In the Day 69 travel diary entry from Savai'i, Samoa, which book does the writer say they are now reading?
-- Begin Passage provided --
Monday, November 7 (Day 69)
Lano - Manase, Savai’i, Samoa
I didn’t sleep a wink last night. My head was buzzing when I went to bed and then a lizard the size of a cat was trawling around in my hut and initially scared the hell out of me. After that, I was just dozing off when an almighty storm blew in off the ocean, buffeting my open-to-the-elements hut with wind and rain, and I had a paranoid turn that it was some typhoon that the laid-back locals were somehow unaware of. And then there was the pack of dogs on the beach, scurrying around looking for any trouble they could find like the chavy-psychopathic characters in a Clockwork Orange (a brilliant read, by the way) that I’m now reading. From my safe vantage point up above them I was taken by the unexplained urge to attack them with all manner of coconut husks, sticks and stones just for the hell of it. In the end, I resisted the temptation.
Aside from a nice friendly old school gentleman, the locals don’t seem that impressed – maybe even a tad resentful - I’m travelling on the local bus with them. We pass blackened lava fields that intersect the main road and countless tiny communities. At one main bure I spot what appears to be a gathering of all the village elders. A black pig, squealing its heart out, is lead in their direction, its front and hind legs tied vertically to a long pole. As the poor pig is dropped to the ground I can only wonder what is going through its head as it contemplates its final moments on this earth.
-- End Passage provided --
-- Begin Data provided --
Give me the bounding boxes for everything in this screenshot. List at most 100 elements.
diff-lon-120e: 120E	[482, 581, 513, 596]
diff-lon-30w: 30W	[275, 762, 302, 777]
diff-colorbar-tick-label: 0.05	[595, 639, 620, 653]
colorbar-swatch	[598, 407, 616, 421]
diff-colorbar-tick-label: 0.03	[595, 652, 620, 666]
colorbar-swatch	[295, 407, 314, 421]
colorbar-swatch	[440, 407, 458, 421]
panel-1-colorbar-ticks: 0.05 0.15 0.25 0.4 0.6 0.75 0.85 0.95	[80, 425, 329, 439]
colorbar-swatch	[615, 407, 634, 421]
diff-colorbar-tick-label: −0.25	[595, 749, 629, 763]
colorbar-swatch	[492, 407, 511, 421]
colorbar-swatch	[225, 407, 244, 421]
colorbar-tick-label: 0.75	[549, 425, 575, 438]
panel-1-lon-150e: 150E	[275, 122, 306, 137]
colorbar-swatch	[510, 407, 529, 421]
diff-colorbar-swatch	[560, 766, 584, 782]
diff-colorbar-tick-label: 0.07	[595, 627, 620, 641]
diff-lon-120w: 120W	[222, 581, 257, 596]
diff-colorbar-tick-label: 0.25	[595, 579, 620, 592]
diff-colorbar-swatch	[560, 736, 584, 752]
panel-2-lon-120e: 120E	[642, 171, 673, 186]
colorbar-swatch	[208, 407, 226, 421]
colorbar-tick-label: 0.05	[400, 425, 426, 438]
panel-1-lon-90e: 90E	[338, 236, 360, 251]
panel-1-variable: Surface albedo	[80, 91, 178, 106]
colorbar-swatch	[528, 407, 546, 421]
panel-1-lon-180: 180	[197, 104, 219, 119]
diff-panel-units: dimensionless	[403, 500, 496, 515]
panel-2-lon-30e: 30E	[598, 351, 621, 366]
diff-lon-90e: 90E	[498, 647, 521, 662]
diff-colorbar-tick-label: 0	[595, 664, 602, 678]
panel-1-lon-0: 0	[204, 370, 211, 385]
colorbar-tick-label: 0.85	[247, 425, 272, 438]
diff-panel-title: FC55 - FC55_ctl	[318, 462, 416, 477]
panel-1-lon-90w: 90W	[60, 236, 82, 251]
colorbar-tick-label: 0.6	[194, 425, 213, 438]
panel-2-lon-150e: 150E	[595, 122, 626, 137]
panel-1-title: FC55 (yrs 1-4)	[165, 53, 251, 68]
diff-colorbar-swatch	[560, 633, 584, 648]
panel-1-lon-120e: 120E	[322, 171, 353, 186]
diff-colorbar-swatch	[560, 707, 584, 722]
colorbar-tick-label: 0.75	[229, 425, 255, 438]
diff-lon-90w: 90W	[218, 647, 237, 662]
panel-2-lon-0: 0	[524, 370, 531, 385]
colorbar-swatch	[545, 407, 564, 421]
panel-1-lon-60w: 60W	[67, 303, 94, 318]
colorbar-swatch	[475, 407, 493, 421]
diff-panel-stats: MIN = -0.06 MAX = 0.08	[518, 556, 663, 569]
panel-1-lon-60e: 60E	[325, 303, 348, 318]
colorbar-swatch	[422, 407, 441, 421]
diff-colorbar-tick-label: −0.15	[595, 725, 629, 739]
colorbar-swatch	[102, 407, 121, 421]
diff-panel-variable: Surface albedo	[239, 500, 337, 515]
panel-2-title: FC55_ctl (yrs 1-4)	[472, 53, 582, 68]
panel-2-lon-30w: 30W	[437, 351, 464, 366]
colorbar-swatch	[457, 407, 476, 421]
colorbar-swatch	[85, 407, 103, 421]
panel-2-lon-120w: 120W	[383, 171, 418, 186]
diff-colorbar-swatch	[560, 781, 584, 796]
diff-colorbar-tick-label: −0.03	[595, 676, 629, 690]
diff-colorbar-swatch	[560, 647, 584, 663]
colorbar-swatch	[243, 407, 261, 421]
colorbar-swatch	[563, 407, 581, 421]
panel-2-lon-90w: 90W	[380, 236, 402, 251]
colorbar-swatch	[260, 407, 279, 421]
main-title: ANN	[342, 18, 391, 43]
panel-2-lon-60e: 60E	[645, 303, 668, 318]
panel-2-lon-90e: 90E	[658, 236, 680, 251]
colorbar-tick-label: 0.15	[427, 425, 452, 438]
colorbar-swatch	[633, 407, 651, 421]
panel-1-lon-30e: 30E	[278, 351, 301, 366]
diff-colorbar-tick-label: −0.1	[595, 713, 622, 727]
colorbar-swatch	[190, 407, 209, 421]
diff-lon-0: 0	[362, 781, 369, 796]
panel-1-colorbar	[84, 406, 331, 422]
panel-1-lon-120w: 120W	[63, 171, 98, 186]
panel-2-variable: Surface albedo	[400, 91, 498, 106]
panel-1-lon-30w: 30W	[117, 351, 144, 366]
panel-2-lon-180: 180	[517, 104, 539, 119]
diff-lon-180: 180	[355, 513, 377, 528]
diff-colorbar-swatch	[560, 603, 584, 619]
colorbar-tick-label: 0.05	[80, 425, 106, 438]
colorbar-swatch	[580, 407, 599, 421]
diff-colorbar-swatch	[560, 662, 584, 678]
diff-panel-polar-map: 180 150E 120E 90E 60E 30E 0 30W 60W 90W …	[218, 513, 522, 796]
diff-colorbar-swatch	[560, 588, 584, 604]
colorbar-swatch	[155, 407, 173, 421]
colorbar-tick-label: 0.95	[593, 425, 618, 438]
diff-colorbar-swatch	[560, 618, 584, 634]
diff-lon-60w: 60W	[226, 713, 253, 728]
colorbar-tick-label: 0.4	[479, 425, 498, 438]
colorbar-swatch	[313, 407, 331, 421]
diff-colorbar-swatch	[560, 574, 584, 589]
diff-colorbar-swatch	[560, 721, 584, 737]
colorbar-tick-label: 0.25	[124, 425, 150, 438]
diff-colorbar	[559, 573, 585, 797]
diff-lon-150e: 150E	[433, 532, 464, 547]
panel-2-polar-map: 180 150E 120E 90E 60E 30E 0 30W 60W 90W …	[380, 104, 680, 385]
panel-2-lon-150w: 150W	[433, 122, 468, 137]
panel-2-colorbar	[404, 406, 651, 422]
-- End Data provided --
-- Begin Data provided --
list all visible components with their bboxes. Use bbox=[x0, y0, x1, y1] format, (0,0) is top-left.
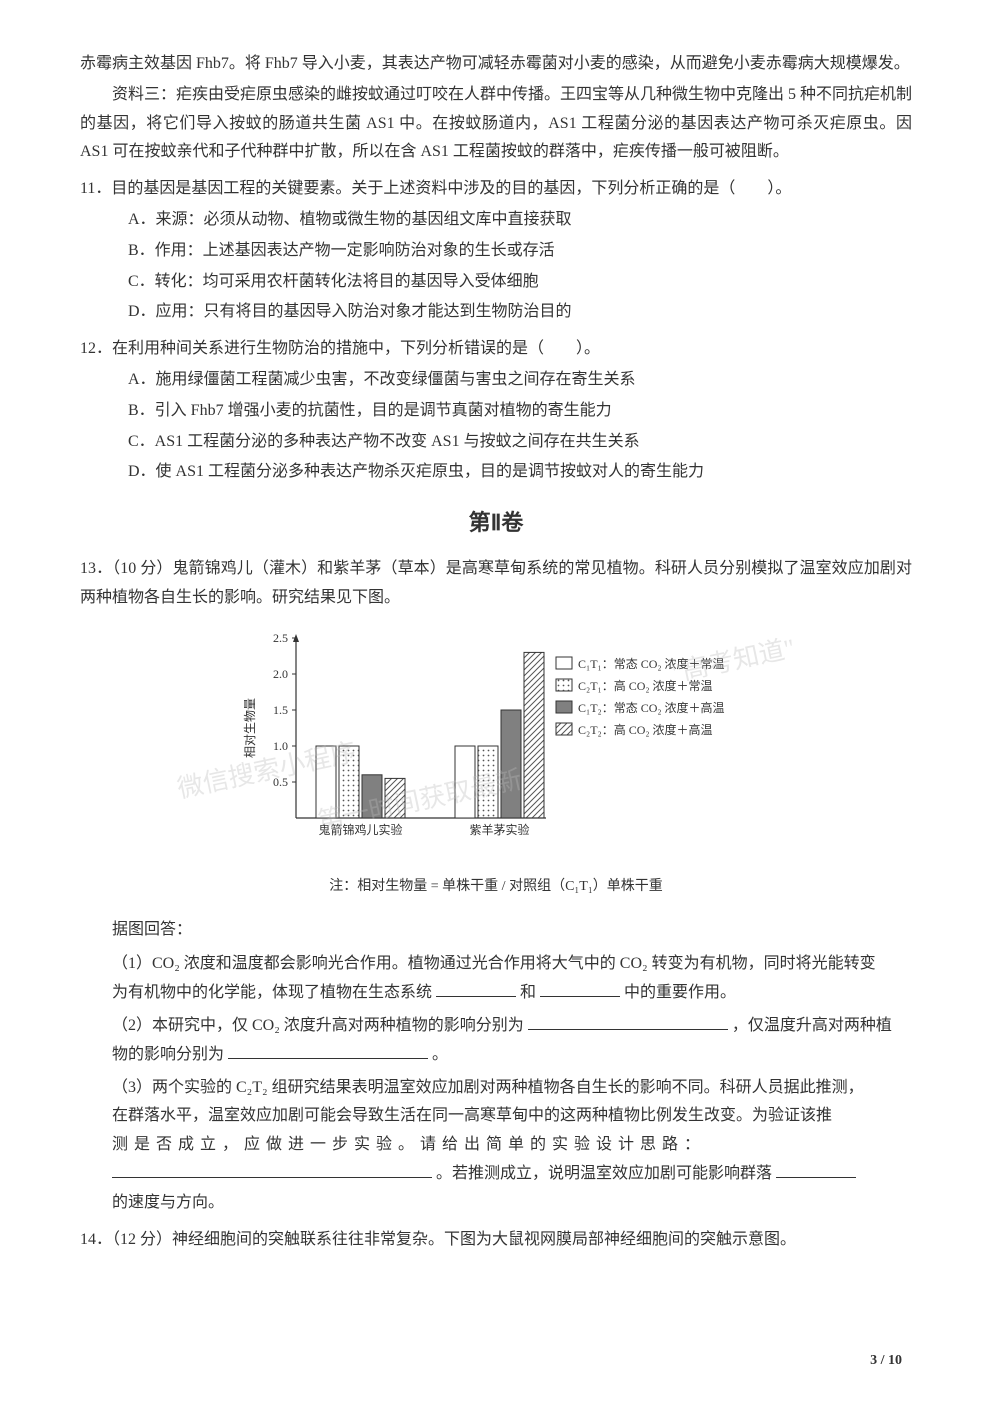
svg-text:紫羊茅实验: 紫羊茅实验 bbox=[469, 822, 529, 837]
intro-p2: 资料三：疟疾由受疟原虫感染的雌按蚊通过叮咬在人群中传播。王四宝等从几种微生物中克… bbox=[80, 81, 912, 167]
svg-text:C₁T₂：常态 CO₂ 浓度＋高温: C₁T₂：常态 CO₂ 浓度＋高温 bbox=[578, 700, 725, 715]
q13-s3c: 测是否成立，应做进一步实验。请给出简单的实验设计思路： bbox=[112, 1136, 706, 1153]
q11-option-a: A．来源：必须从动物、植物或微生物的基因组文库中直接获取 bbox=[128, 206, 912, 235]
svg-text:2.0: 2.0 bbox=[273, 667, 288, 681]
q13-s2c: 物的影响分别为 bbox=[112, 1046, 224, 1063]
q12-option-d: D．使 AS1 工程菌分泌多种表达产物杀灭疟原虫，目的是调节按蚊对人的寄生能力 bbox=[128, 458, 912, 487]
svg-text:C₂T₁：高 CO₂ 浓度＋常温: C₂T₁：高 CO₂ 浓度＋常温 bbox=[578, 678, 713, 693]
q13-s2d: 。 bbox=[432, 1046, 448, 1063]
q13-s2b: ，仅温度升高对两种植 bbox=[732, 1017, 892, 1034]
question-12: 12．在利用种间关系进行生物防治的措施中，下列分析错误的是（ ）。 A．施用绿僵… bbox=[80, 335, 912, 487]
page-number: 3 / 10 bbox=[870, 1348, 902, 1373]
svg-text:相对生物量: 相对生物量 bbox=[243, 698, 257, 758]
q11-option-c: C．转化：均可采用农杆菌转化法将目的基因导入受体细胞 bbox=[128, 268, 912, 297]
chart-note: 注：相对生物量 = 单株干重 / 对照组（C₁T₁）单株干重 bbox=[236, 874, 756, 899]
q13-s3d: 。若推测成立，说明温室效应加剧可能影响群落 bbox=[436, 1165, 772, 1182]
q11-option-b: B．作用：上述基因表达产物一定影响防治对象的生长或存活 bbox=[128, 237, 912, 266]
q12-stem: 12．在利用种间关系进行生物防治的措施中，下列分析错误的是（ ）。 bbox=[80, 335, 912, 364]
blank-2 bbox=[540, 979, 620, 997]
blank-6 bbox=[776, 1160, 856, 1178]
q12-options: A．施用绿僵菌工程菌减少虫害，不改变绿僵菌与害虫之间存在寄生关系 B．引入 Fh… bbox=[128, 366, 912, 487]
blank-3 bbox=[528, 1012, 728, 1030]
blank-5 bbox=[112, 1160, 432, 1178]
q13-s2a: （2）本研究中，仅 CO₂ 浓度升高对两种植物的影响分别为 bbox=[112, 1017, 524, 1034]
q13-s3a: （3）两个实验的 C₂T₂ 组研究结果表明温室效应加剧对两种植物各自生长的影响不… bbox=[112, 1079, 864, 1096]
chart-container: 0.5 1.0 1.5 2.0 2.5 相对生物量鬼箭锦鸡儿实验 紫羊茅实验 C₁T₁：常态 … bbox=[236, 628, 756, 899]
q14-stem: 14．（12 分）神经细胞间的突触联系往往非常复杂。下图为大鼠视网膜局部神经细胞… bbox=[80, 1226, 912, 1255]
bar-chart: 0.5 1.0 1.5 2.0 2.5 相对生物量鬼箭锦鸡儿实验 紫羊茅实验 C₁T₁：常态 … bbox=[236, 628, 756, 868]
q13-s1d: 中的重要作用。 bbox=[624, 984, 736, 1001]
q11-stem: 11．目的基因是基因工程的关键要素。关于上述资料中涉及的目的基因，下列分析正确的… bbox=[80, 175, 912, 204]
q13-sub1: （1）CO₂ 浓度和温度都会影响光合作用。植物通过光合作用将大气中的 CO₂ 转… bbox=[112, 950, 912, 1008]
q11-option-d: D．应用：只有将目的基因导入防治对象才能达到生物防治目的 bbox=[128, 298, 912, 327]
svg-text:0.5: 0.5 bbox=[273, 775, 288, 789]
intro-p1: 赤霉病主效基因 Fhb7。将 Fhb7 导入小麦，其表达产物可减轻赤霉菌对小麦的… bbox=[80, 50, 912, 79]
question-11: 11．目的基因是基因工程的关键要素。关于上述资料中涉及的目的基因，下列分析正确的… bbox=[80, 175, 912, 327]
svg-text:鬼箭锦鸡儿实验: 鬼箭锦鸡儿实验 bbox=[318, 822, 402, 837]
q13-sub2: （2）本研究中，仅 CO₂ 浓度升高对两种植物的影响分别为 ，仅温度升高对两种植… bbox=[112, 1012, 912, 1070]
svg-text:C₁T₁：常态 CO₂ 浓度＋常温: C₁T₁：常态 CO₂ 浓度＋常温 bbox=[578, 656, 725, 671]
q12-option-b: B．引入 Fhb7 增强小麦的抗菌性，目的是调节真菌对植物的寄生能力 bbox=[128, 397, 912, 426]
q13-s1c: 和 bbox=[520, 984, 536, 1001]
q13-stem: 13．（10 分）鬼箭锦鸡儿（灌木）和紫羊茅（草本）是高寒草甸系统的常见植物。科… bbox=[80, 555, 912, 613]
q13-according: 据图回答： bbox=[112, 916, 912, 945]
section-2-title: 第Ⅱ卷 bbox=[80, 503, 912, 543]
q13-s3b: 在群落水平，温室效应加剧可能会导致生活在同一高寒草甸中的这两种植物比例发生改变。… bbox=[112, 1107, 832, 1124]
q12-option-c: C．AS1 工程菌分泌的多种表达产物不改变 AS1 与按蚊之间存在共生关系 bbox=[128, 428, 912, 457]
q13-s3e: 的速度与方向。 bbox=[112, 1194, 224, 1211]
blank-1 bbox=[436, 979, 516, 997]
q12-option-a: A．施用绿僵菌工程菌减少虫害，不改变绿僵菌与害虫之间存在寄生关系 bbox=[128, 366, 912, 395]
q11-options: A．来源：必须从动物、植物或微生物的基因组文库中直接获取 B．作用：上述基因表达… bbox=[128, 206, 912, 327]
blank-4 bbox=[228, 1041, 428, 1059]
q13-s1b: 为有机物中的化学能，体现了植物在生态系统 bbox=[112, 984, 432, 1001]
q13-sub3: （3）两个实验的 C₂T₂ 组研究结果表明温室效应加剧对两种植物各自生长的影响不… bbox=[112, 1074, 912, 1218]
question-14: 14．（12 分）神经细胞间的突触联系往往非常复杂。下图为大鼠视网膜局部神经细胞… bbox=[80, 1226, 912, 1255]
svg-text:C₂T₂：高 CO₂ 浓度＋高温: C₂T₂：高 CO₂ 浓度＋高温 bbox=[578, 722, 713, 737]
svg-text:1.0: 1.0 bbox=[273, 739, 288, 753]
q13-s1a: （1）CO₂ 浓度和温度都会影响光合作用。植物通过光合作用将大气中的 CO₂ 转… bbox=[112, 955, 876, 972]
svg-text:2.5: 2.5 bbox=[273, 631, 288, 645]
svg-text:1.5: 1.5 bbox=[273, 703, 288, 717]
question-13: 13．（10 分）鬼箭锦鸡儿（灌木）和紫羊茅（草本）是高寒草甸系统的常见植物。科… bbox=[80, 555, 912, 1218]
-- End Data provided --
Result below -
A Clockwork Orange